• SOURCE RECORDS:
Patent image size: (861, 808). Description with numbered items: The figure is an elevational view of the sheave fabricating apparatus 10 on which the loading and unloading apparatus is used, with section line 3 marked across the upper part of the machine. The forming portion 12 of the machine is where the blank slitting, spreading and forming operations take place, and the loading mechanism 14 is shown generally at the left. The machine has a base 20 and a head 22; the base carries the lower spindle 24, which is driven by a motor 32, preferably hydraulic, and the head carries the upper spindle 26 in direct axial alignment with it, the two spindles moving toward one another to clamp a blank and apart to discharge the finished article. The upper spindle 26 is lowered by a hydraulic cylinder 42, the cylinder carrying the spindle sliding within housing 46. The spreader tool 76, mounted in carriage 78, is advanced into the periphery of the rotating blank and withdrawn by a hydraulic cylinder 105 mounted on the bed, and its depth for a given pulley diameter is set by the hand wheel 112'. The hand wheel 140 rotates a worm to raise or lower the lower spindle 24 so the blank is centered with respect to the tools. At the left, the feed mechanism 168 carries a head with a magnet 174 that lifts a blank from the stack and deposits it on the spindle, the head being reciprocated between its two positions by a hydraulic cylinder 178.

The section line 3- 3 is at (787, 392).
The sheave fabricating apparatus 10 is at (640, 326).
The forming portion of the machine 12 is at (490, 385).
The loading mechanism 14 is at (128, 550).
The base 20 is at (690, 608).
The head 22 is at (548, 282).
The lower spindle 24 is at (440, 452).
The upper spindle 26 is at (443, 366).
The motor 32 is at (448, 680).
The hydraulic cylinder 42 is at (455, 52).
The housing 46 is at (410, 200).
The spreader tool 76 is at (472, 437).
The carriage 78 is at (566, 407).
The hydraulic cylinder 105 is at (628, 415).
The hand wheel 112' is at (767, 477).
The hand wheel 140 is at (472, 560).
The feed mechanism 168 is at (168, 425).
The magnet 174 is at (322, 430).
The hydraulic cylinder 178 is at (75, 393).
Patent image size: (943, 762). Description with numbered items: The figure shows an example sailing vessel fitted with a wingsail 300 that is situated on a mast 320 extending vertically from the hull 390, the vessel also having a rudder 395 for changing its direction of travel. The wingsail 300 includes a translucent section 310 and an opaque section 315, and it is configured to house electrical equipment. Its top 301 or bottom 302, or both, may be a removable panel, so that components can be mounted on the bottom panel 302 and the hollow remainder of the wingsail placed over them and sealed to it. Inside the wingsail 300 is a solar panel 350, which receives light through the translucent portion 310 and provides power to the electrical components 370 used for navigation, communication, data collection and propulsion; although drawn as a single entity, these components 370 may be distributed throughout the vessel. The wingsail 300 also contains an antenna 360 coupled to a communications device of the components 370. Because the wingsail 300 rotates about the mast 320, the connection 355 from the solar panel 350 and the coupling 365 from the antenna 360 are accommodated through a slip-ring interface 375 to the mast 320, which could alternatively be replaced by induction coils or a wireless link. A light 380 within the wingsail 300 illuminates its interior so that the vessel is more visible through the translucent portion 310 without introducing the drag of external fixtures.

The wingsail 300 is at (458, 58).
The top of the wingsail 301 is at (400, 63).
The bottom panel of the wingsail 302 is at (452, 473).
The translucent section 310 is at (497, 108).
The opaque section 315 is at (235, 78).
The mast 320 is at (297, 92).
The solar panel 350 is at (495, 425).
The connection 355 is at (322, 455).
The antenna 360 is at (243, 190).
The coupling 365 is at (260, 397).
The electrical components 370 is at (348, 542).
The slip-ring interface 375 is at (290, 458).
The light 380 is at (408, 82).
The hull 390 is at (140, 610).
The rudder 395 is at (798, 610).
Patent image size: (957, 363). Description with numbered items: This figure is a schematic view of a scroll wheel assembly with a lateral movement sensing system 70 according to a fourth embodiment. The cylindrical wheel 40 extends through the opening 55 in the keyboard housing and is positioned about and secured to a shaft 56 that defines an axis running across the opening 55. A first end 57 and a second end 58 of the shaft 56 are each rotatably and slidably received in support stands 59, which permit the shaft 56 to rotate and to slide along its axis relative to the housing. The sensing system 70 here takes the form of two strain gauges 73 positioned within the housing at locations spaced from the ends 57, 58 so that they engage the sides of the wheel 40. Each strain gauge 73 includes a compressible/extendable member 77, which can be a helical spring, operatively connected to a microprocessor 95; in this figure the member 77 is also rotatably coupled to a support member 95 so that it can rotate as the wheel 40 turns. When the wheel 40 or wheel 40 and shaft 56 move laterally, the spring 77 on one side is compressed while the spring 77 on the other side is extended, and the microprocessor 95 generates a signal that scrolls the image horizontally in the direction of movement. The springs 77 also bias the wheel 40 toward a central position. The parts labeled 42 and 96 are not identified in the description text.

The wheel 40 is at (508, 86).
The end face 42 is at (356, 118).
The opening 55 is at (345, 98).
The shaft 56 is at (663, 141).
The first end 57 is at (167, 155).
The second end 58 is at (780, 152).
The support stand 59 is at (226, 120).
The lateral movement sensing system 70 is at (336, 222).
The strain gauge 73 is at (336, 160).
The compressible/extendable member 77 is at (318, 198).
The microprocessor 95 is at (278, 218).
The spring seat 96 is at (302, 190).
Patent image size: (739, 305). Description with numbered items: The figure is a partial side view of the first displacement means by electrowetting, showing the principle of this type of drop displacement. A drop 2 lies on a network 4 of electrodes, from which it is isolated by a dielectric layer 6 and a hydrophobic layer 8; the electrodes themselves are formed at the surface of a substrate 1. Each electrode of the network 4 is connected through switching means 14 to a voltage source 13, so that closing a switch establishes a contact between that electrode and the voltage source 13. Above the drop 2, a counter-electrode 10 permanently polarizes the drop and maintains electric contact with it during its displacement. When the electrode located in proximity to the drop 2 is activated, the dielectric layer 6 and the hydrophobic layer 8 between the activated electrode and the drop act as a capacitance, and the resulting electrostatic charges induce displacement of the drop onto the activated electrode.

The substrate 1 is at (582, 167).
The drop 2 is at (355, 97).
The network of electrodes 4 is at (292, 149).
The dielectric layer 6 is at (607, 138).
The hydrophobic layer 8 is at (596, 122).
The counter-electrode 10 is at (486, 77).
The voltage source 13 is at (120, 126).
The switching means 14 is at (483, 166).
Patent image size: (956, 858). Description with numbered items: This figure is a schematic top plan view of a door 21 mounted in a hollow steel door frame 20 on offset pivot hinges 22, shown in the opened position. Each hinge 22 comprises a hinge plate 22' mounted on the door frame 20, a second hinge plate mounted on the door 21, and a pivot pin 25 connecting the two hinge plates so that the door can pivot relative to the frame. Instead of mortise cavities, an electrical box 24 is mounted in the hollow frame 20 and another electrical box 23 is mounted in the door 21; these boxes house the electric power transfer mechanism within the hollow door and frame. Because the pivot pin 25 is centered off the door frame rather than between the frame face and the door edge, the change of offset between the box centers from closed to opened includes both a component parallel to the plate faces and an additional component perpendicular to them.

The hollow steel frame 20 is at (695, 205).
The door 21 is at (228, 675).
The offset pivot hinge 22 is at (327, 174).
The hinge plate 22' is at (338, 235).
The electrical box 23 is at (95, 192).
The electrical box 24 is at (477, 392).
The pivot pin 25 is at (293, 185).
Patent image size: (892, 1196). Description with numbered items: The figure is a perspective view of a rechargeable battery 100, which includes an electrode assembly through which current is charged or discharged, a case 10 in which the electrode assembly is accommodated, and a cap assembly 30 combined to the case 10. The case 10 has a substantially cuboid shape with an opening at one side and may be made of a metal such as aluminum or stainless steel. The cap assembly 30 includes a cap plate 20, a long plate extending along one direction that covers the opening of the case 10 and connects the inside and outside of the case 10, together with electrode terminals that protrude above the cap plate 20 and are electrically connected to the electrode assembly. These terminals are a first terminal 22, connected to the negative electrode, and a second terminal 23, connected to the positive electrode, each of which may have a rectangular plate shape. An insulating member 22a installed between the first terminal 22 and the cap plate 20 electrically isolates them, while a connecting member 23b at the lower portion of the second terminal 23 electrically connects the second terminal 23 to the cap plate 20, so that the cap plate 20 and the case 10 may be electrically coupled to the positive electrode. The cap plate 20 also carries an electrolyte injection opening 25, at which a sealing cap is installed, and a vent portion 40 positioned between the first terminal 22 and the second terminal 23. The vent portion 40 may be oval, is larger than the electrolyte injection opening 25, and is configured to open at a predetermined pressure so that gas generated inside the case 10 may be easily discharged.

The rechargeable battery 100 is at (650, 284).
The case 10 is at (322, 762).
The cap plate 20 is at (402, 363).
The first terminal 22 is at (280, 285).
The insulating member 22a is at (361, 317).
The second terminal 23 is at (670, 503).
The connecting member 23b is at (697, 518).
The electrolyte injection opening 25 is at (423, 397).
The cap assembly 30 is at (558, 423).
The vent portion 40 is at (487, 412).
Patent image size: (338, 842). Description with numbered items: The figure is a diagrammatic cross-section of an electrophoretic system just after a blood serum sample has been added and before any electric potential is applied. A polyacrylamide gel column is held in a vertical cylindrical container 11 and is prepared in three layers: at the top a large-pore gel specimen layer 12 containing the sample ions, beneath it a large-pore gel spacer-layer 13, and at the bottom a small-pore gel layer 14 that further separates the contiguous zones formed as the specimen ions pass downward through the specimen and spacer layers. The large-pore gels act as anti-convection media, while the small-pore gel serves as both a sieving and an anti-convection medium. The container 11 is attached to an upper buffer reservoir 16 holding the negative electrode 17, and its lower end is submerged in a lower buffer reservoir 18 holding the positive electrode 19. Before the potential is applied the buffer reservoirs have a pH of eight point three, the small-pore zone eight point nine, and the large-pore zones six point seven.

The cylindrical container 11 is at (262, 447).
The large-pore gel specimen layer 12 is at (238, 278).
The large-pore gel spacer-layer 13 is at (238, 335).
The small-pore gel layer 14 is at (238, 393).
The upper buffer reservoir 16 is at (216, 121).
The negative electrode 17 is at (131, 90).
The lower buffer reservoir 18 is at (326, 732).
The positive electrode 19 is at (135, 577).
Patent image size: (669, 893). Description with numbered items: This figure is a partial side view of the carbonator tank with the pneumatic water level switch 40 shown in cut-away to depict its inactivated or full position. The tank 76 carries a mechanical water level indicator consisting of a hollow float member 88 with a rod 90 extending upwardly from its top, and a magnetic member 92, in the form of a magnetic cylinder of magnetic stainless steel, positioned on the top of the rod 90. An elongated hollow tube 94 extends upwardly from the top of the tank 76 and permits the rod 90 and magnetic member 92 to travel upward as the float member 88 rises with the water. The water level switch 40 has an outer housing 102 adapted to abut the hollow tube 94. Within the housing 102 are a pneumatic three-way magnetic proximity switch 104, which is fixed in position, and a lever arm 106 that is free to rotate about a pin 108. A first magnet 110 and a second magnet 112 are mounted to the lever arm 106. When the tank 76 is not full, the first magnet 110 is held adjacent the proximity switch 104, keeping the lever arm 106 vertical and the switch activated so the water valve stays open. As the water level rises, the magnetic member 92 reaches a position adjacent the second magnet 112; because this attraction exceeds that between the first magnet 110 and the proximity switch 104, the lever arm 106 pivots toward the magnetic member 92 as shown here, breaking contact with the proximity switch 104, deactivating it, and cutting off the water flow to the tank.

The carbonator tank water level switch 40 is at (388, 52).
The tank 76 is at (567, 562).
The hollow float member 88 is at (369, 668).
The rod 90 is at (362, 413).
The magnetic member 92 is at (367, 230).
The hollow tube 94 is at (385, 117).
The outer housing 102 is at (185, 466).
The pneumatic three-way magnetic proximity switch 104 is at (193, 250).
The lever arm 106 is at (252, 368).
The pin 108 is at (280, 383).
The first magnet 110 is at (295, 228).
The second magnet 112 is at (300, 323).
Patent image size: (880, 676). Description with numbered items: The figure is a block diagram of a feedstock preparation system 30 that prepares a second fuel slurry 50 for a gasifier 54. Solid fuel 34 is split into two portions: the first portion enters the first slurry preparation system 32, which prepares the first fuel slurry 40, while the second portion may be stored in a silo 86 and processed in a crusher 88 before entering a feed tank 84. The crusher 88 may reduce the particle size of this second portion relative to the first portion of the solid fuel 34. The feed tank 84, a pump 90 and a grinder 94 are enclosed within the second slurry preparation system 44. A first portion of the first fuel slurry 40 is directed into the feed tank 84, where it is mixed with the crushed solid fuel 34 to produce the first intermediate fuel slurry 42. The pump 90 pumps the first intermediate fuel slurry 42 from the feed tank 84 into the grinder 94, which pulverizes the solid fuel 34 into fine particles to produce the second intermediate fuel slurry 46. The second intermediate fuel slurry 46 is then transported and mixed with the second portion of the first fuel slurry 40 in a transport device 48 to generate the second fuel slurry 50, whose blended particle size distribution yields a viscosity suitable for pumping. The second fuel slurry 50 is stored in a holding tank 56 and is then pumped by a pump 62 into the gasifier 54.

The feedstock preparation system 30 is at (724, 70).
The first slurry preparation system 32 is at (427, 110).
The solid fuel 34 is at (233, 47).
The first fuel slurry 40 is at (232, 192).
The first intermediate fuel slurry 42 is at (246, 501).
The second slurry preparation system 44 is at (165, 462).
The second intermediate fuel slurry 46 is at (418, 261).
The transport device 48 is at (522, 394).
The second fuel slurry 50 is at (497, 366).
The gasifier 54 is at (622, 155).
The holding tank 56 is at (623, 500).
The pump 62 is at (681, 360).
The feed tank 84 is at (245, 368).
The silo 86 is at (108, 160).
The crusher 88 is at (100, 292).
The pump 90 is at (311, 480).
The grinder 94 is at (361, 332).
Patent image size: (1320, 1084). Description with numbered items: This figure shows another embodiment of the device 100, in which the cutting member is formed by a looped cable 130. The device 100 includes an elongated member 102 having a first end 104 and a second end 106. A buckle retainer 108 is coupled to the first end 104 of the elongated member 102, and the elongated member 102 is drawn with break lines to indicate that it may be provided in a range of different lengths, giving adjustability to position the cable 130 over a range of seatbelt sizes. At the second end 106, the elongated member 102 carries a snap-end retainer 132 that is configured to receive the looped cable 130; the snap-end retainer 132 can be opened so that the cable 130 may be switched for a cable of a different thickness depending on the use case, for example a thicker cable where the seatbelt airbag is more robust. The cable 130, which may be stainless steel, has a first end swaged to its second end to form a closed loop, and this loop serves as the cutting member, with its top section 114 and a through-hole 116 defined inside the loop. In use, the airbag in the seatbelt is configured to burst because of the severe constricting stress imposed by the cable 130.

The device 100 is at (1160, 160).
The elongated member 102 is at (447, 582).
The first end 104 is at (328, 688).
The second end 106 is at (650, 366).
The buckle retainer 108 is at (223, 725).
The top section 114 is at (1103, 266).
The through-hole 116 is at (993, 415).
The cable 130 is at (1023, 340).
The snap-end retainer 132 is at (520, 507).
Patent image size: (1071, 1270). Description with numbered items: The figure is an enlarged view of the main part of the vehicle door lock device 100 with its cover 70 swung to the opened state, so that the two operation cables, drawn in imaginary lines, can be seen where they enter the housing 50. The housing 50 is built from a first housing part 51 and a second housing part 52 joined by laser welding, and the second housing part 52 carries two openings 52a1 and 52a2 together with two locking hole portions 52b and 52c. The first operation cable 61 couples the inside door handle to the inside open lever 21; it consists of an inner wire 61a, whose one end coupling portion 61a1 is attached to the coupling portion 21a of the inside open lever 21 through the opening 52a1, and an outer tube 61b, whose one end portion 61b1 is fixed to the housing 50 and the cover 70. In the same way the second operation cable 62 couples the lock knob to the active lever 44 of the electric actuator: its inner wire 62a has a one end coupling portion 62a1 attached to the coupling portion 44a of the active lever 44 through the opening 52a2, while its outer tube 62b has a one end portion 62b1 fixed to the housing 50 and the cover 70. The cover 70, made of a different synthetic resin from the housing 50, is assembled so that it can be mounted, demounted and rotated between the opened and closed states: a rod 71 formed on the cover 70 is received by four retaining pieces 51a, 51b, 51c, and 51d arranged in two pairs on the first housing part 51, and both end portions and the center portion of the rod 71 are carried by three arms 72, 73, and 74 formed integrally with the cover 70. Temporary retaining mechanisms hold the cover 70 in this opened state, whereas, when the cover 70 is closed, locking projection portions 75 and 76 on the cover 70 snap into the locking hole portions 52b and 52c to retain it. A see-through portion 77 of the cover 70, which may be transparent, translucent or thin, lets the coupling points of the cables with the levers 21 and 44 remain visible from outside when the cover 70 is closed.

• TASK TO CARRY OUT:
Rewrite the data from the start up to and including the line with "The housing 46 is at (410, 200).", replacing "elevational view" with "elevation view" and leaving everything else the same.

• EXERCISE RESULT:
Patent image size: (861, 808). Description with numbered items: The figure is an elevation view of the sheave fabricating apparatus 10 on which the loading and unloading apparatus is used, with section line 3 marked across the upper part of the machine. The forming portion 12 of the machine is where the blank slitting, spreading and forming operations take place, and the loading mechanism 14 is shown generally at the left. The machine has a base 20 and a head 22; the base carries the lower spindle 24, which is driven by a motor 32, preferably hydraulic, and the head carries the upper spindle 26 in direct axial alignment with it, the two spindles moving toward one another to clamp a blank and apart to discharge the finished article. The upper spindle 26 is lowered by a hydraulic cylinder 42, the cylinder carrying the spindle sliding within housing 46. The spreader tool 76, mounted in carriage 78, is advanced into the periphery of the rotating blank and withdrawn by a hydraulic cylinder 105 mounted on the bed, and its depth for a given pulley diameter is set by the hand wheel 112'. The hand wheel 140 rotates a worm to raise or lower the lower spindle 24 so the blank is centered with respect to the tools. At the left, the feed mechanism 168 carries a head with a magnet 174 that lifts a blank from the stack and deposits it on the spindle, the head being reciprocated between its two positions by a hydraulic cylinder 178.

The section line 3- 3 is at (787, 392).
The sheave fabricating apparatus 10 is at (640, 326).
The forming portion of the machine 12 is at (490, 385).
The loading mechanism 14 is at (128, 550).
The base 20 is at (690, 608).
The head 22 is at (548, 282).
The lower spindle 24 is at (440, 452).
The upper spindle 26 is at (443, 366).
The motor 32 is at (448, 680).
The hydraulic cylinder 42 is at (455, 52).
The housing 46 is at (410, 200).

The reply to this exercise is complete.